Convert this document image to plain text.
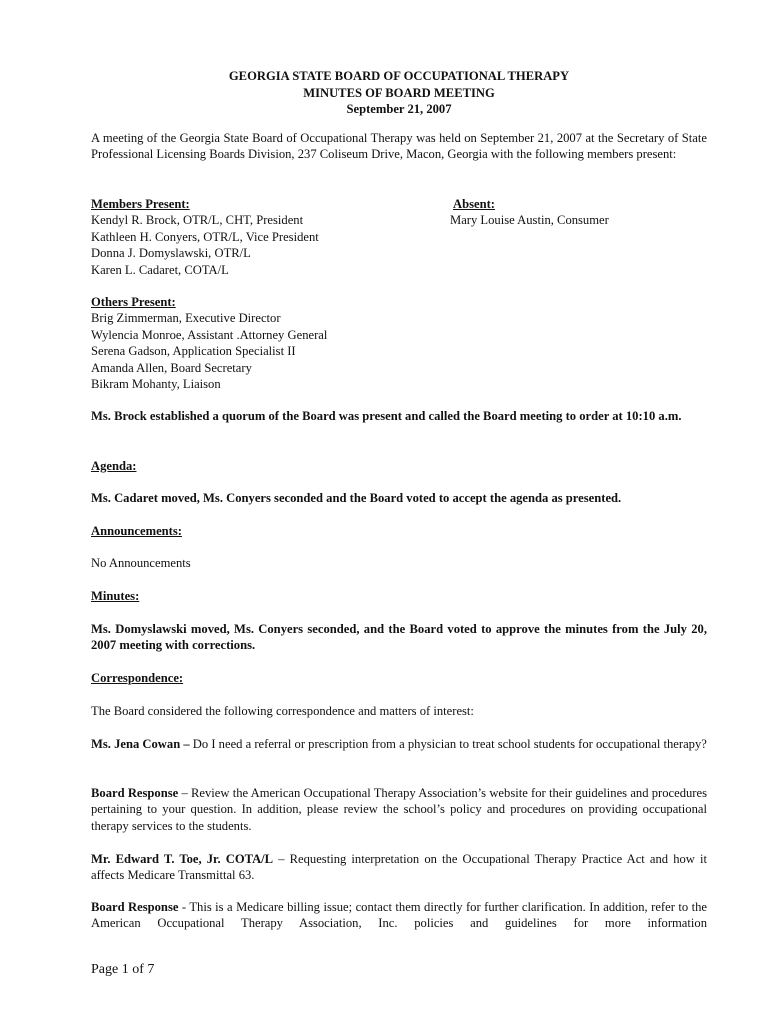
GEORGIA STATE BOARD OF OCCUPATIONAL THERAPY
MINUTES OF BOARD MEETING
September 21, 2007
A meeting of the Georgia State Board of Occupational Therapy was held on September 21, 2007 at the Secretary of State Professional Licensing Boards Division, 237 Coliseum Drive, Macon, Georgia with the following members present:
Members Present:
Kendyl R. Brock, OTR/L, CHT, President
Kathleen H. Conyers, OTR/L, Vice President
Donna J. Domyslawski, OTR/L
Karen L. Cadaret, COTA/L
Absent:
Mary Louise Austin, Consumer
Others Present:
Brig Zimmerman, Executive Director
Wylencia Monroe, Assistant .Attorney General
Serena Gadson, Application Specialist II
Amanda Allen, Board Secretary
Bikram Mohanty, Liaison
Ms. Brock established a quorum of the Board was present and called the Board meeting to order at 10:10 a.m.
Agenda:
Ms. Cadaret moved, Ms. Conyers seconded and the Board voted to accept the agenda as presented.
Announcements:
No Announcements
Minutes:
Ms. Domyslawski moved, Ms. Conyers seconded, and the Board voted to approve the minutes from the July 20, 2007 meeting with corrections.
Correspondence:
The Board considered the following correspondence and matters of interest:
Ms. Jena Cowan – Do I need a referral or prescription from a physician to treat school students for occupational therapy?
Board Response – Review the American Occupational Therapy Association’s website for their guidelines and procedures pertaining to your question. In addition, please review the school’s policy and procedures on providing occupational therapy services to the students.
Mr. Edward T. Toe, Jr. COTA/L – Requesting interpretation on the Occupational Therapy Practice Act and how it affects Medicare Transmittal 63.
Board Response - This is a Medicare billing issue; contact them directly for further clarification. In addition, refer to the American Occupational Therapy Association, Inc. policies and guidelines for more information
Page 1 of 7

..........

** Task statement **
Look above for every line with the word "Medicare" and copy it.

** The solution **
Mr. Edward T. Toe, Jr. COTA/L – Requesting interpretation on the Occupational Therapy Practice Act and how it affects Medicare Transmittal 63.
Board Response - This is a Medicare billing issue; contact them directly for further clarification. In addition, refer to the American Occupational Therapy Association, Inc. policies and guidelines for more information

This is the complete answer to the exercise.